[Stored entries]

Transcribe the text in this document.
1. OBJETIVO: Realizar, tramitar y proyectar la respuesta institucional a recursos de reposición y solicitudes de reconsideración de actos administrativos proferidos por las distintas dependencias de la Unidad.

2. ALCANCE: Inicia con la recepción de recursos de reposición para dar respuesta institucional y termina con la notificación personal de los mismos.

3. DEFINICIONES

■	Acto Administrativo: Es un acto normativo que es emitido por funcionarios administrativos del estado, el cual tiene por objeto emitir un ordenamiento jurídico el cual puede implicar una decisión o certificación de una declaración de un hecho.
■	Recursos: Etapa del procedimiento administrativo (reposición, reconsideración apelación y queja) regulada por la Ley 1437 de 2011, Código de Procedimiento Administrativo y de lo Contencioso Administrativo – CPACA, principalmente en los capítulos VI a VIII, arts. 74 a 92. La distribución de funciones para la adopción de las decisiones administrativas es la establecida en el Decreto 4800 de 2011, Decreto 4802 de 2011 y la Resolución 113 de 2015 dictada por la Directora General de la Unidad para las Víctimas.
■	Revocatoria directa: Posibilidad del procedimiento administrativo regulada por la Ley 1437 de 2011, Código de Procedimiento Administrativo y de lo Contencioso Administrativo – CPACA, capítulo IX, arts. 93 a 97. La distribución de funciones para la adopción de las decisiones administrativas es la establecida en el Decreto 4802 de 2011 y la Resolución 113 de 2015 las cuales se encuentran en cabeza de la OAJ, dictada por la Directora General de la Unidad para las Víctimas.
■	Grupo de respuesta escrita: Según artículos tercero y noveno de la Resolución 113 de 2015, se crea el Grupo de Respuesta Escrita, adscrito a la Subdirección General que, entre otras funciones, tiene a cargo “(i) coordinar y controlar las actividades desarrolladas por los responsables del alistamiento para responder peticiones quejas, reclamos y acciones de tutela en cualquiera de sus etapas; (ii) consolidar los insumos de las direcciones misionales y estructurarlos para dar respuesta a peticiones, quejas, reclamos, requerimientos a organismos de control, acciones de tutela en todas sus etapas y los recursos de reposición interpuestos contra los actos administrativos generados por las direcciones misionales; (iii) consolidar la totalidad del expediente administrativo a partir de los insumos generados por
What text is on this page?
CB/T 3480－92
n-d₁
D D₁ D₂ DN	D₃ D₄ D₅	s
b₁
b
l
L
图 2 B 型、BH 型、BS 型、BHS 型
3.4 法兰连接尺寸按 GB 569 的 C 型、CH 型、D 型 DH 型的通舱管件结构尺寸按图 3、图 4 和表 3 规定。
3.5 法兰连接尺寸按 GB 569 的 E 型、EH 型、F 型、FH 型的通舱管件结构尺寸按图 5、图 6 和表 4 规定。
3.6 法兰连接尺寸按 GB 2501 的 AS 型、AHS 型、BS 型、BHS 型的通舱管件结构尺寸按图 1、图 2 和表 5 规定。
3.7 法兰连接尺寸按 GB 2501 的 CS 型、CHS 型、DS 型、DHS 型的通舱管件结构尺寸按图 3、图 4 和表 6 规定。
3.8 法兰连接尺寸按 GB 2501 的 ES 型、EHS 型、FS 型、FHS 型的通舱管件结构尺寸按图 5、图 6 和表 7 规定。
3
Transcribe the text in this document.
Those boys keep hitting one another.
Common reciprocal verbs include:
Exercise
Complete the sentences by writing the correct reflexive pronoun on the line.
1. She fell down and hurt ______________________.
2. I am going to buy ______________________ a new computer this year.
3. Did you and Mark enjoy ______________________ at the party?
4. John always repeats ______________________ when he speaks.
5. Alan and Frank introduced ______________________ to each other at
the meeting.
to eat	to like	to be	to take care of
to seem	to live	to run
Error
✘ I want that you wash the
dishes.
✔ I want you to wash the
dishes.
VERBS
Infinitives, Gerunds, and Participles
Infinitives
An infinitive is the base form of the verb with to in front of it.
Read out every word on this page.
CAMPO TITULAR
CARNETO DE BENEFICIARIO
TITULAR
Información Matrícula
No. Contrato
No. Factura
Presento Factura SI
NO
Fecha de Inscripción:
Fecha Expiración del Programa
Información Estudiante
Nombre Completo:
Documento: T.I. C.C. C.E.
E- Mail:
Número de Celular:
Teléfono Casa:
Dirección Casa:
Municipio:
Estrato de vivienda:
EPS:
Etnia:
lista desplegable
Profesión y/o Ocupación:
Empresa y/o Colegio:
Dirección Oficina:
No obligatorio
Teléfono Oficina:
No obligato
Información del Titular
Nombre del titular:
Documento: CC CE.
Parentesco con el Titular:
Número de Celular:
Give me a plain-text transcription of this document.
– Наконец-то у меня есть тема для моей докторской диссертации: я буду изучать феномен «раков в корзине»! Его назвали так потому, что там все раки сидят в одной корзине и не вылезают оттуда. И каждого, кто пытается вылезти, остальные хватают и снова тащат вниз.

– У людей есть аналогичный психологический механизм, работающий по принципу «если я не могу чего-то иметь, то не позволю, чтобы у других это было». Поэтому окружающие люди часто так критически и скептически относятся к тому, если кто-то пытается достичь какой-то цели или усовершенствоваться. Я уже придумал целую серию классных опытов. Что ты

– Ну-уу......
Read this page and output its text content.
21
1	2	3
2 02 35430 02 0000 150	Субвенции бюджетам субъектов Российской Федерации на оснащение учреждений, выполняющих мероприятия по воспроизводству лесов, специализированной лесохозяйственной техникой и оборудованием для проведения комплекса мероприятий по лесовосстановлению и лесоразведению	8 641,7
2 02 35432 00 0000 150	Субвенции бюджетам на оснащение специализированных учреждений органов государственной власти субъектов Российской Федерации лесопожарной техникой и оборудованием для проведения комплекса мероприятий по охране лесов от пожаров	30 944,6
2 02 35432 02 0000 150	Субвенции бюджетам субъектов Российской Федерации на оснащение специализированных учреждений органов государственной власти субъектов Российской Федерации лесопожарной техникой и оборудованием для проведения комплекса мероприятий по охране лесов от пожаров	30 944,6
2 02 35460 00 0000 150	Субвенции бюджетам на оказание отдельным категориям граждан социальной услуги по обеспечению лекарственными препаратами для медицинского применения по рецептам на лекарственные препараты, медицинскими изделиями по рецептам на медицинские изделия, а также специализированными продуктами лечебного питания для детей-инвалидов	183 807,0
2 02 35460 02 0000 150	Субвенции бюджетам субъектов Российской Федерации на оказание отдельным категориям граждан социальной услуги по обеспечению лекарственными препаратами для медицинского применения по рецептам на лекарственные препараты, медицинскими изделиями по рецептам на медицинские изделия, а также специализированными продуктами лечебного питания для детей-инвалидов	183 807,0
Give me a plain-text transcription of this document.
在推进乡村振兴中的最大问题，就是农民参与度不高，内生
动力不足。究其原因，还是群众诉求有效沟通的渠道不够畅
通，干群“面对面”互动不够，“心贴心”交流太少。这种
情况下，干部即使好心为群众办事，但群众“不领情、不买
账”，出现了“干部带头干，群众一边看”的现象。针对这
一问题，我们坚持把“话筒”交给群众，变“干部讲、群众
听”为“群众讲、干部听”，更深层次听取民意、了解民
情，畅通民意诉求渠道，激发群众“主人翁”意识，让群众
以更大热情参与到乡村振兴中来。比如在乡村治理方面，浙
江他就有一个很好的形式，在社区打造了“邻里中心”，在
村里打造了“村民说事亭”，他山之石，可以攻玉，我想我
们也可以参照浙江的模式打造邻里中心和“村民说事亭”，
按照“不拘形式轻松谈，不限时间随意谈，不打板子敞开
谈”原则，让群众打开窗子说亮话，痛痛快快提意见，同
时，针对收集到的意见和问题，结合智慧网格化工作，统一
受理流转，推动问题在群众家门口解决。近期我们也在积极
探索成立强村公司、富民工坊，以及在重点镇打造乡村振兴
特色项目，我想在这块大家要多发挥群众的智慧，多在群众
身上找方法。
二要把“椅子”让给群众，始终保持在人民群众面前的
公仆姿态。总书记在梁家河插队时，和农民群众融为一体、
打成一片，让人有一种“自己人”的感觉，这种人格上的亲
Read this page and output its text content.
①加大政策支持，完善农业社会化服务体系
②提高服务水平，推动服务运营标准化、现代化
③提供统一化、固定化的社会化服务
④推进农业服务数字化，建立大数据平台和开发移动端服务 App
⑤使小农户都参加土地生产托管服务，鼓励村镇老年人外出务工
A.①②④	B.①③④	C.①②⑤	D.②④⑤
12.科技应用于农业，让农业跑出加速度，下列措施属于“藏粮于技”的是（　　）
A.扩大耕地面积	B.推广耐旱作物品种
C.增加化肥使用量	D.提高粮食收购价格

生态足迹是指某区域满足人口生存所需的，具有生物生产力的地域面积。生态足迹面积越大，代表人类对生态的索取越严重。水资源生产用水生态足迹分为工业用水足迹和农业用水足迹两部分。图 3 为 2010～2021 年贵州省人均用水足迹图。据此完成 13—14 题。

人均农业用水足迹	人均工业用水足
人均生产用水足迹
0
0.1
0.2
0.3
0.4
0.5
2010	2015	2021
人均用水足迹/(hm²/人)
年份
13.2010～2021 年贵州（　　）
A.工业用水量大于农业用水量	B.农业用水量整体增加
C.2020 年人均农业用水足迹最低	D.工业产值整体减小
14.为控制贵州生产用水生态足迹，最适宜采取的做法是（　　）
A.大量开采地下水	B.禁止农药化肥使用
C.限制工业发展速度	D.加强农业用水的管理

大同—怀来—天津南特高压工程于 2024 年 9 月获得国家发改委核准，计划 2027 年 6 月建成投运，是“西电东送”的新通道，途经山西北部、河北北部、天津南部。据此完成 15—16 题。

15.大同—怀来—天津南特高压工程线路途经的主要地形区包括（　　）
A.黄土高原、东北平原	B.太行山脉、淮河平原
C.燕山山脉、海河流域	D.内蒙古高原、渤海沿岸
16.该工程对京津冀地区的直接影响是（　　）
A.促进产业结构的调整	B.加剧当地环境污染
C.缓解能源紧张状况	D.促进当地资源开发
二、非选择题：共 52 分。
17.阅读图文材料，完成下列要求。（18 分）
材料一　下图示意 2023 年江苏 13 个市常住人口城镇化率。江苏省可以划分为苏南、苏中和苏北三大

=== Written task ===
Select the lines that carry the string "Contencioso" and copy them.

=== Output for this task ===
■	Recursos: Etapa del procedimiento administrativo (reposición, reconsideración apelación y queja) regulada por la Ley 1437 de 2011, Código de Procedimiento Administrativo y de lo Contencioso Administrativo – CPACA, principalmente en los capítulos VI a VIII, arts. 74 a 92. La distribución de funciones para la adopción de las decisiones administrativas es la establecida en el Decreto 4800 de 2011, Decreto 4802 de 2011 y la Resolución 113 de 2015 dictada por la Directora General de la Unidad para las Víctimas.
■	Revocatoria directa: Posibilidad del procedimiento administrativo regulada por la Ley 1437 de 2011, Código de Procedimiento Administrativo y de lo Contencioso Administrativo – CPACA, capítulo IX, arts. 93 a 97. La distribución de funciones para la adopción de las decisiones administrativas es la establecida en el Decreto 4802 de 2011 y la Resolución 113 de 2015 las cuales se encuentran en cabeza de la OAJ, dictada por la Directora General de la Unidad para las Víctimas.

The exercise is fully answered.